▶ [Given exercise] Do not include the pictures; repeat the rest of the data exactly.

▶ [Information shown]
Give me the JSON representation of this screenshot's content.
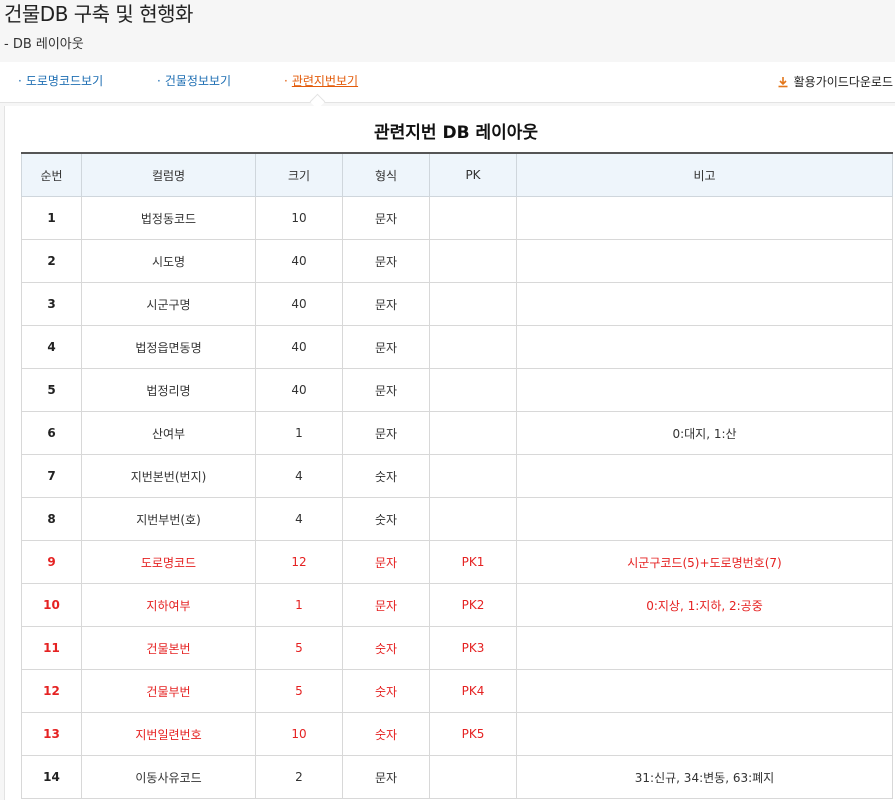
{
  "header": {
    "title": "건물DB 구축 및 현행화",
    "subtitle": "- DB 레이아웃"
  },
  "tabs": [
    {
      "label": "도로명코드보기",
      "active": false
    },
    {
      "label": "건물정보보기",
      "active": false
    },
    {
      "label": "관련지번보기",
      "active": true
    }
  ],
  "download": {
    "label": "활용가이드다운로드",
    "icon": "download-icon"
  },
  "table": {
    "title": "관련지번 DB 레이아웃",
    "columns": [
      "순번",
      "컬럼명",
      "크기",
      "형식",
      "PK",
      "비고"
    ],
    "rows": [
      {
        "no": "1",
        "name": "법정동코드",
        "size": "10",
        "type": "문자",
        "pk": "",
        "note": ""
      },
      {
        "no": "2",
        "name": "시도명",
        "size": "40",
        "type": "문자",
        "pk": "",
        "note": ""
      },
      {
        "no": "3",
        "name": "시군구명",
        "size": "40",
        "type": "문자",
        "pk": "",
        "note": ""
      },
      {
        "no": "4",
        "name": "법정읍면동명",
        "size": "40",
        "type": "문자",
        "pk": "",
        "note": ""
      },
      {
        "no": "5",
        "name": "법정리명",
        "size": "40",
        "type": "문자",
        "pk": "",
        "note": ""
      },
      {
        "no": "6",
        "name": "산여부",
        "size": "1",
        "type": "문자",
        "pk": "",
        "note": "0:대지, 1:산"
      },
      {
        "no": "7",
        "name": "지번본번(번지)",
        "size": "4",
        "type": "숫자",
        "pk": "",
        "note": ""
      },
      {
        "no": "8",
        "name": "지번부번(호)",
        "size": "4",
        "type": "숫자",
        "pk": "",
        "note": ""
      },
      {
        "no": "9",
        "name": "도로명코드",
        "size": "12",
        "type": "문자",
        "pk": "PK1",
        "note": "시군구코드(5)+도로명번호(7)"
      },
      {
        "no": "10",
        "name": "지하여부",
        "size": "1",
        "type": "문자",
        "pk": "PK2",
        "note": "0:지상, 1:지하, 2:공중"
      },
      {
        "no": "11",
        "name": "건물본번",
        "size": "5",
        "type": "숫자",
        "pk": "PK3",
        "note": ""
      },
      {
        "no": "12",
        "name": "건물부번",
        "size": "5",
        "type": "숫자",
        "pk": "PK4",
        "note": ""
      },
      {
        "no": "13",
        "name": "지번일련번호",
        "size": "10",
        "type": "숫자",
        "pk": "PK5",
        "note": ""
      },
      {
        "no": "14",
        "name": "이동사유코드",
        "size": "2",
        "type": "문자",
        "pk": "",
        "note": "31:신규, 34:변동, 63:폐지"
      }
    ]
  },
  "colors": {
    "tab_link": "#1f6fb3",
    "tab_active": "#e35b0a",
    "pk_row": "#e52222",
    "header_bg": "#eef5fb",
    "download_icon": "#e3761a"
  }
}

▶ [Answer to the exercise]
Give me the JSON representation of this screenshot's content.
{
  "header": {
    "title": "건물DB 구축 및 현행화",
    "subtitle": "- DB 레이아웃"
  },
  "tabs": [
    {
      "label": "도로명코드보기",
      "active": false
    },
    {
      "label": "건물정보보기",
      "active": false
    },
    {
      "label": "관련지번보기",
      "active": true
    }
  ],
  "download": {
    "label": "활용가이드다운로드",
    "icon": "download-icon"
  },
  "table": {
    "title": "관련지번 DB 레이아웃",
    "columns": [
      "순번",
      "컬럼명",
      "크기",
      "형식",
      "PK",
      "비고"
    ],
    "rows": [
      {
        "no": "1",
        "name": "법정동코드",
        "size": "10",
        "type": "문자",
        "pk": "",
        "note": ""
      },
      {
        "no": "2",
        "name": "시도명",
        "size": "40",
        "type": "문자",
        "pk": "",
        "note": ""
      },
      {
        "no": "3",
        "name": "시군구명",
        "size": "40",
        "type": "문자",
        "pk": "",
        "note": ""
      },
      {
        "no": "4",
        "name": "법정읍면동명",
        "size": "40",
        "type": "문자",
        "pk": "",
        "note": ""
      },
      {
        "no": "5",
        "name": "법정리명",
        "size": "40",
        "type": "문자",
        "pk": "",
        "note": ""
      },
      {
        "no": "6",
        "name": "산여부",
        "size": "1",
        "type": "문자",
        "pk": "",
        "note": "0:대지, 1:산"
      },
      {
        "no": "7",
        "name": "지번본번(번지)",
        "size": "4",
        "type": "숫자",
        "pk": "",
        "note": ""
      },
      {
        "no": "8",
        "name": "지번부번(호)",
        "size": "4",
        "type": "숫자",
        "pk": "",
        "note": ""
      },
      {
        "no": "9",
        "name": "도로명코드",
        "size": "12",
        "type": "문자",
        "pk": "PK1",
        "note": "시군구코드(5)+도로명번호(7)"
      },
      {
        "no": "10",
        "name": "지하여부",
        "size": "1",
        "type": "문자",
        "pk": "PK2",
        "note": "0:지상, 1:지하, 2:공중"
      },
      {
        "no": "11",
        "name": "건물본번",
        "size": "5",
        "type": "숫자",
        "pk": "PK3",
        "note": ""
      },
      {
        "no": "12",
        "name": "건물부번",
        "size": "5",
        "type": "숫자",
        "pk": "PK4",
        "note": ""
      },
      {
        "no": "13",
        "name": "지번일련번호",
        "size": "10",
        "type": "숫자",
        "pk": "PK5",
        "note": ""
      },
      {
        "no": "14",
        "name": "이동사유코드",
        "size": "2",
        "type": "문자",
        "pk": "",
        "note": "31:신규, 34:변동, 63:폐지"
      }
    ]
  },
  "colors": {
    "tab_link": "#1f6fb3",
    "tab_active": "#e35b0a",
    "pk_row": "#e52222",
    "header_bg": "#eef5fb",
    "download_icon": "#e3761a"
  }
}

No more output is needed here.